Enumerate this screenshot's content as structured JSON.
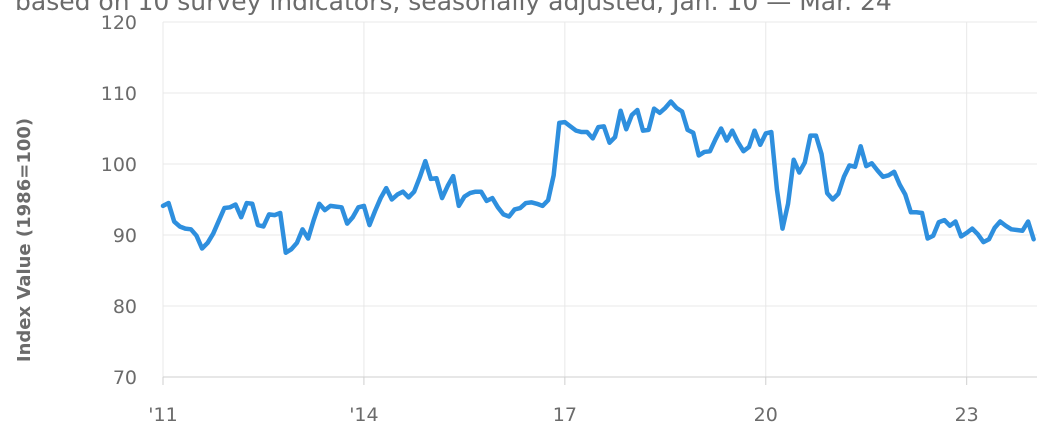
{
  "chart_data": {
    "type": "line",
    "subtitle": "based on 10 survey indicators, seasonally adjusted, Jan. 10 — Mar. 24",
    "y_label": "Index Value (1986=100)",
    "color": "#2e8fde",
    "grid": true,
    "xlim": [
      2011,
      2024.05
    ],
    "xticks": [
      {
        "value": 2011,
        "label": "'11"
      },
      {
        "value": 2014,
        "label": "'14"
      },
      {
        "value": 2017,
        "label": "17"
      },
      {
        "value": 2020,
        "label": "20"
      },
      {
        "value": 2023,
        "label": "23"
      }
    ],
    "ylim": [
      70,
      120
    ],
    "yticks": [
      70,
      80,
      90,
      100,
      110,
      120
    ],
    "x": [
      2011,
      2011.083,
      2011.167,
      2011.25,
      2011.333,
      2011.417,
      2011.5,
      2011.583,
      2011.667,
      2011.75,
      2011.833,
      2011.917,
      2012,
      2012.083,
      2012.167,
      2012.25,
      2012.333,
      2012.417,
      2012.5,
      2012.583,
      2012.667,
      2012.75,
      2012.833,
      2012.917,
      2013,
      2013.083,
      2013.167,
      2013.25,
      2013.333,
      2013.417,
      2013.5,
      2013.583,
      2013.667,
      2013.75,
      2013.833,
      2013.917,
      2014,
      2014.083,
      2014.167,
      2014.25,
      2014.333,
      2014.417,
      2014.5,
      2014.583,
      2014.667,
      2014.75,
      2014.833,
      2014.917,
      2015,
      2015.083,
      2015.167,
      2015.25,
      2015.333,
      2015.417,
      2015.5,
      2015.583,
      2015.667,
      2015.75,
      2015.833,
      2015.917,
      2016,
      2016.083,
      2016.167,
      2016.25,
      2016.333,
      2016.417,
      2016.5,
      2016.583,
      2016.667,
      2016.75,
      2016.833,
      2016.917,
      2017,
      2017.083,
      2017.167,
      2017.25,
      2017.333,
      2017.417,
      2017.5,
      2017.583,
      2017.667,
      2017.75,
      2017.833,
      2017.917,
      2018,
      2018.083,
      2018.167,
      2018.25,
      2018.333,
      2018.417,
      2018.5,
      2018.583,
      2018.667,
      2018.75,
      2018.833,
      2018.917,
      2019,
      2019.083,
      2019.167,
      2019.25,
      2019.333,
      2019.417,
      2019.5,
      2019.583,
      2019.667,
      2019.75,
      2019.833,
      2019.917,
      2020,
      2020.083,
      2020.167,
      2020.25,
      2020.333,
      2020.417,
      2020.5,
      2020.583,
      2020.667,
      2020.75,
      2020.833,
      2020.917,
      2021,
      2021.083,
      2021.167,
      2021.25,
      2021.333,
      2021.417,
      2021.5,
      2021.583,
      2021.667,
      2021.75,
      2021.833,
      2021.917,
      2022,
      2022.083,
      2022.167,
      2022.25,
      2022.333,
      2022.417,
      2022.5,
      2022.583,
      2022.667,
      2022.75,
      2022.833,
      2022.917,
      2023,
      2023.083,
      2023.167,
      2023.25,
      2023.333,
      2023.417,
      2023.5,
      2023.583,
      2023.667,
      2023.75,
      2023.833,
      2023.917,
      2024
    ],
    "values": [
      94.1,
      94.5,
      91.9,
      91.2,
      90.9,
      90.8,
      89.9,
      88.1,
      88.9,
      90.2,
      92.0,
      93.8,
      93.9,
      94.3,
      92.5,
      94.5,
      94.4,
      91.4,
      91.2,
      92.9,
      92.8,
      93.1,
      87.5,
      88.0,
      88.9,
      90.8,
      89.5,
      92.1,
      94.4,
      93.5,
      94.1,
      94.0,
      93.9,
      91.6,
      92.5,
      93.9,
      94.1,
      91.4,
      93.4,
      95.2,
      96.6,
      95.0,
      95.7,
      96.1,
      95.3,
      96.1,
      98.1,
      100.4,
      97.9,
      98.0,
      95.2,
      96.9,
      98.3,
      94.1,
      95.4,
      95.9,
      96.1,
      96.1,
      94.8,
      95.2,
      93.9,
      92.9,
      92.6,
      93.6,
      93.8,
      94.5,
      94.6,
      94.4,
      94.1,
      94.9,
      98.4,
      105.8,
      105.9,
      105.3,
      104.7,
      104.5,
      104.5,
      103.6,
      105.2,
      105.3,
      103.0,
      103.8,
      107.5,
      104.9,
      106.9,
      107.6,
      104.7,
      104.8,
      107.8,
      107.2,
      107.9,
      108.8,
      107.9,
      107.4,
      104.8,
      104.4,
      101.2,
      101.7,
      101.8,
      103.5,
      105.0,
      103.3,
      104.7,
      103.1,
      101.8,
      102.4,
      104.7,
      102.7,
      104.3,
      104.5,
      96.4,
      90.9,
      94.4,
      100.6,
      98.8,
      100.2,
      104.0,
      104.0,
      101.4,
      95.9,
      95.0,
      95.8,
      98.2,
      99.8,
      99.6,
      102.5,
      99.7,
      100.1,
      99.1,
      98.2,
      98.4,
      98.9,
      97.1,
      95.7,
      93.2,
      93.2,
      93.1,
      89.5,
      89.9,
      91.8,
      92.1,
      91.3,
      91.9,
      89.8,
      90.3,
      90.9,
      90.1,
      89.0,
      89.4,
      91.0,
      91.9,
      91.3,
      90.8,
      90.7,
      90.6,
      91.9,
      89.4
    ]
  }
}
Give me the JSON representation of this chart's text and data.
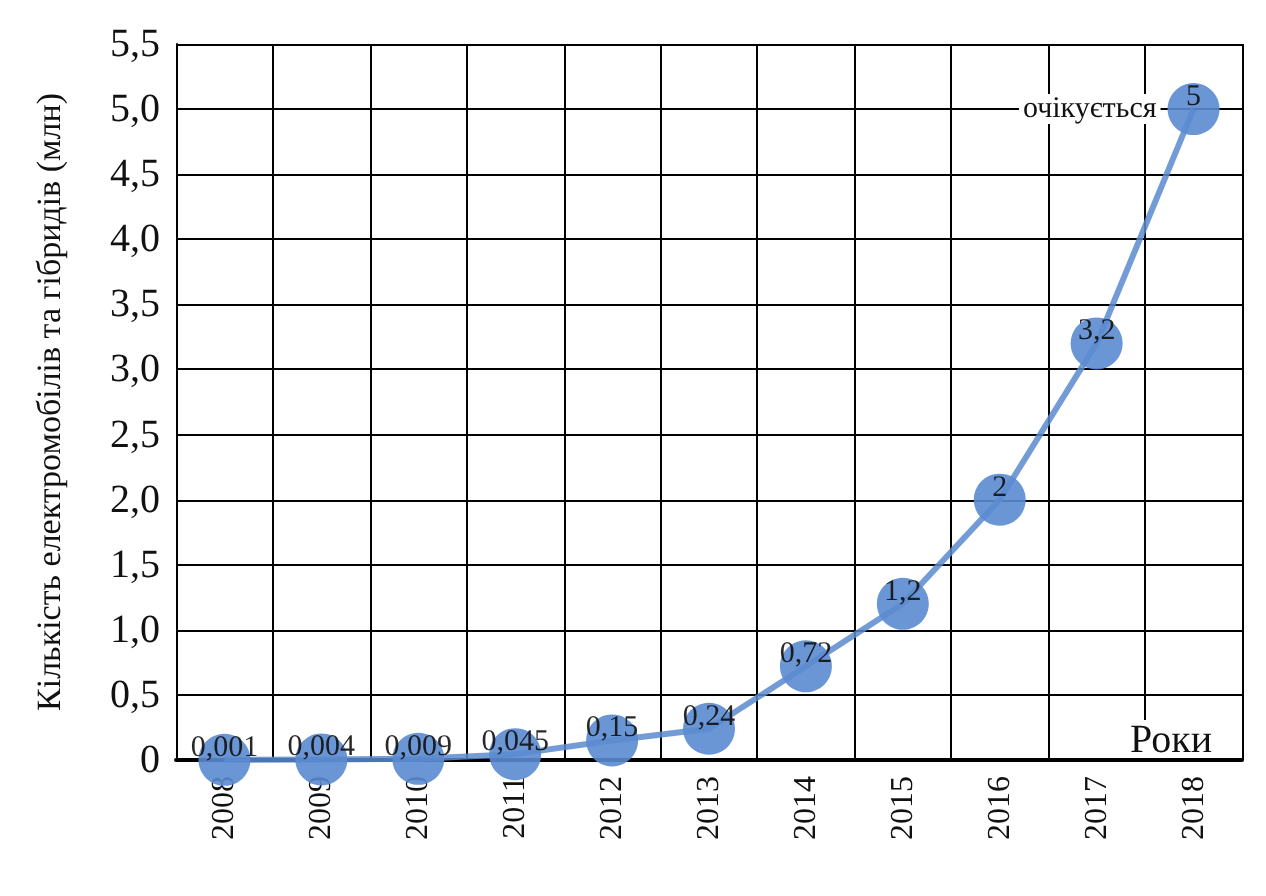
{
  "chart_data": {
    "type": "line",
    "ylabel": "Кількість електромобілів та гібридів (млн)",
    "xlabel": "Роки",
    "categories": [
      "2008",
      "2009",
      "2010",
      "2011",
      "2012",
      "2013",
      "2014",
      "2015",
      "2016",
      "2017",
      "2018"
    ],
    "series": [
      {
        "color": "#5b8bd0",
        "values": [
          0.001,
          0.004,
          0.009,
          0.045,
          0.15,
          0.24,
          0.72,
          1.2,
          2,
          3.2,
          5
        ],
        "value_labels": [
          "0,001",
          "0,004",
          "0,009",
          "0,045",
          "0,15",
          "0,24",
          "0,72",
          "1,2",
          "2",
          "3,2",
          "5"
        ]
      }
    ],
    "ylim": [
      0,
      5.5
    ],
    "yticks": [
      0,
      {
        "value": 0.5,
        "label": "0,5"
      },
      {
        "value": 1,
        "label": "1,0"
      },
      {
        "value": 1.5,
        "label": "1,5"
      },
      {
        "value": 2,
        "label": "2,0"
      },
      {
        "value": 2.5,
        "label": "2,5"
      },
      {
        "value": 3,
        "label": "3,0"
      },
      {
        "value": 3.5,
        "label": "3,5"
      },
      {
        "value": 4,
        "label": "4,0"
      },
      {
        "value": 4.5,
        "label": "4,5"
      },
      {
        "value": 5,
        "label": "5,0"
      },
      {
        "value": 5.5,
        "label": "5,5"
      }
    ],
    "grid": true,
    "marker": "circle",
    "line_style": "solid",
    "annotations": [
      {
        "text": "очікується",
        "x": "2018",
        "y": 5
      }
    ]
  }
}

■ ■ ■

■ Exercise task ■
Set down the lines of the records above exactly, apart from the pictures.

■ The reply ■
Enumerate this screenshot's content as structured JSON.
{
  "chart_data": {
    "type": "line",
    "subtitle": "based on 10 survey indicators, seasonally adjusted, Jan. 10 — Mar. 24",
    "y_label": "Index Value (1986=100)",
    "color": "#2e8fde",
    "grid": true,
    "xlim": [
      2011,
      2024.05
    ],
    "xticks": [
      {
        "value": 2011,
        "label": "'11"
      },
      {
        "value": 2014,
        "label": "'14"
      },
      {
        "value": 2017,
        "label": "17"
      },
      {
        "value": 2020,
        "label": "20"
      },
      {
        "value": 2023,
        "label": "23"
      }
    ],
    "ylim": [
      70,
      120
    ],
    "yticks": [
      70,
      80,
      90,
      100,
      110,
      120
    ],
    "x": [
      2011,
      2011.083,
      2011.167,
      2011.25,
      2011.333,
      2011.417,
      2011.5,
      2011.583,
      2011.667,
      2011.75,
      2011.833,
      2011.917,
      2012,
      2012.083,
      2012.167,
      2012.25,
      2012.333,
      2012.417,
      2012.5,
      2012.583,
      2012.667,
      2012.75,
      2012.833,
      2012.917,
      2013,
      2013.083,
      2013.167,
      2013.25,
      2013.333,
      2013.417,
      2013.5,
      2013.583,
      2013.667,
      2013.75,
      2013.833,
      2013.917,
      2014,
      2014.083,
      2014.167,
      2014.25,
      2014.333,
      2014.417,
      2014.5,
      2014.583,
      2014.667,
      2014.75,
      2014.833,
      2014.917,
      2015,
      2015.083,
      2015.167,
      2015.25,
      2015.333,
      2015.417,
      2015.5,
      2015.583,
      2015.667,
      2015.75,
      2015.833,
      2015.917,
      2016,
      2016.083,
      2016.167,
      2016.25,
      2016.333,
      2016.417,
      2016.5,
      2016.583,
      2016.667,
      2016.75,
      2016.833,
      2016.917,
      2017,
      2017.083,
      2017.167,
      2017.25,
      2017.333,
      2017.417,
      2017.5,
      2017.583,
      2017.667,
      2017.75,
      2017.833,
      2017.917,
      2018,
      2018.083,
      2018.167,
      2018.25,
      2018.333,
      2018.417,
      2018.5,
      2018.583,
      2018.667,
      2018.75,
      2018.833,
      2018.917,
      2019,
      2019.083,
      2019.167,
      2019.25,
      2019.333,
      2019.417,
      2019.5,
      2019.583,
      2019.667,
      2019.75,
      2019.833,
      2019.917,
      2020,
      2020.083,
      2020.167,
      2020.25,
      2020.333,
      2020.417,
      2020.5,
      2020.583,
      2020.667,
      2020.75,
      2020.833,
      2020.917,
      2021,
      2021.083,
      2021.167,
      2021.25,
      2021.333,
      2021.417,
      2021.5,
      2021.583,
      2021.667,
      2021.75,
      2021.833,
      2021.917,
      2022,
      2022.083,
      2022.167,
      2022.25,
      2022.333,
      2022.417,
      2022.5,
      2022.583,
      2022.667,
      2022.75,
      2022.833,
      2022.917,
      2023,
      2023.083,
      2023.167,
      2023.25,
      2023.333,
      2023.417,
      2023.5,
      2023.583,
      2023.667,
      2023.75,
      2023.833,
      2023.917,
      2024
    ],
    "values": [
      94.1,
      94.5,
      91.9,
      91.2,
      90.9,
      90.8,
      89.9,
      88.1,
      88.9,
      90.2,
      92.0,
      93.8,
      93.9,
      94.3,
      92.5,
      94.5,
      94.4,
      91.4,
      91.2,
      92.9,
      92.8,
      93.1,
      87.5,
      88.0,
      88.9,
      90.8,
      89.5,
      92.1,
      94.4,
      93.5,
      94.1,
      94.0,
      93.9,
      91.6,
      92.5,
      93.9,
      94.1,
      91.4,
      93.4,
      95.2,
      96.6,
      95.0,
      95.7,
      96.1,
      95.3,
      96.1,
      98.1,
      100.4,
      97.9,
      98.0,
      95.2,
      96.9,
      98.3,
      94.1,
      95.4,
      95.9,
      96.1,
      96.1,
      94.8,
      95.2,
      93.9,
      92.9,
      92.6,
      93.6,
      93.8,
      94.5,
      94.6,
      94.4,
      94.1,
      94.9,
      98.4,
      105.8,
      105.9,
      105.3,
      104.7,
      104.5,
      104.5,
      103.6,
      105.2,
      105.3,
      103.0,
      103.8,
      107.5,
      104.9,
      106.9,
      107.6,
      104.7,
      104.8,
      107.8,
      107.2,
      107.9,
      108.8,
      107.9,
      107.4,
      104.8,
      104.4,
      101.2,
      101.7,
      101.8,
      103.5,
      105.0,
      103.3,
      104.7,
      103.1,
      101.8,
      102.4,
      104.7,
      102.7,
      104.3,
      104.5,
      96.4,
      90.9,
      94.4,
      100.6,
      98.8,
      100.2,
      104.0,
      104.0,
      101.4,
      95.9,
      95.0,
      95.8,
      98.2,
      99.8,
      99.6,
      102.5,
      99.7,
      100.1,
      99.1,
      98.2,
      98.4,
      98.9,
      97.1,
      95.7,
      93.2,
      93.2,
      93.1,
      89.5,
      89.9,
      91.8,
      92.1,
      91.3,
      91.9,
      89.8,
      90.3,
      90.9,
      90.1,
      89.0,
      89.4,
      91.0,
      91.9,
      91.3,
      90.8,
      90.7,
      90.6,
      91.9,
      89.4
    ]
  }
}
Give me the JSON representation of this chart's text and data.
{
  "chart_data": {
    "type": "line",
    "ylabel": "Кількість електромобілів та гібридів (млн)",
    "xlabel": "Роки",
    "categories": [
      "2008",
      "2009",
      "2010",
      "2011",
      "2012",
      "2013",
      "2014",
      "2015",
      "2016",
      "2017",
      "2018"
    ],
    "series": [
      {
        "color": "#5b8bd0",
        "values": [
          0.001,
          0.004,
          0.009,
          0.045,
          0.15,
          0.24,
          0.72,
          1.2,
          2,
          3.2,
          5
        ],
        "value_labels": [
          "0,001",
          "0,004",
          "0,009",
          "0,045",
          "0,15",
          "0,24",
          "0,72",
          "1,2",
          "2",
          "3,2",
          "5"
        ]
      }
    ],
    "ylim": [
      0,
      5.5
    ],
    "yticks": [
      0,
      {
        "value": 0.5,
        "label": "0,5"
      },
      {
        "value": 1,
        "label": "1,0"
      },
      {
        "value": 1.5,
        "label": "1,5"
      },
      {
        "value": 2,
        "label": "2,0"
      },
      {
        "value": 2.5,
        "label": "2,5"
      },
      {
        "value": 3,
        "label": "3,0"
      },
      {
        "value": 3.5,
        "label": "3,5"
      },
      {
        "value": 4,
        "label": "4,0"
      },
      {
        "value": 4.5,
        "label": "4,5"
      },
      {
        "value": 5,
        "label": "5,0"
      },
      {
        "value": 5.5,
        "label": "5,5"
      }
    ],
    "grid": true,
    "marker": "circle",
    "line_style": "solid",
    "annotations": [
      {
        "text": "очікується",
        "x": "2018",
        "y": 5
      }
    ]
  }
}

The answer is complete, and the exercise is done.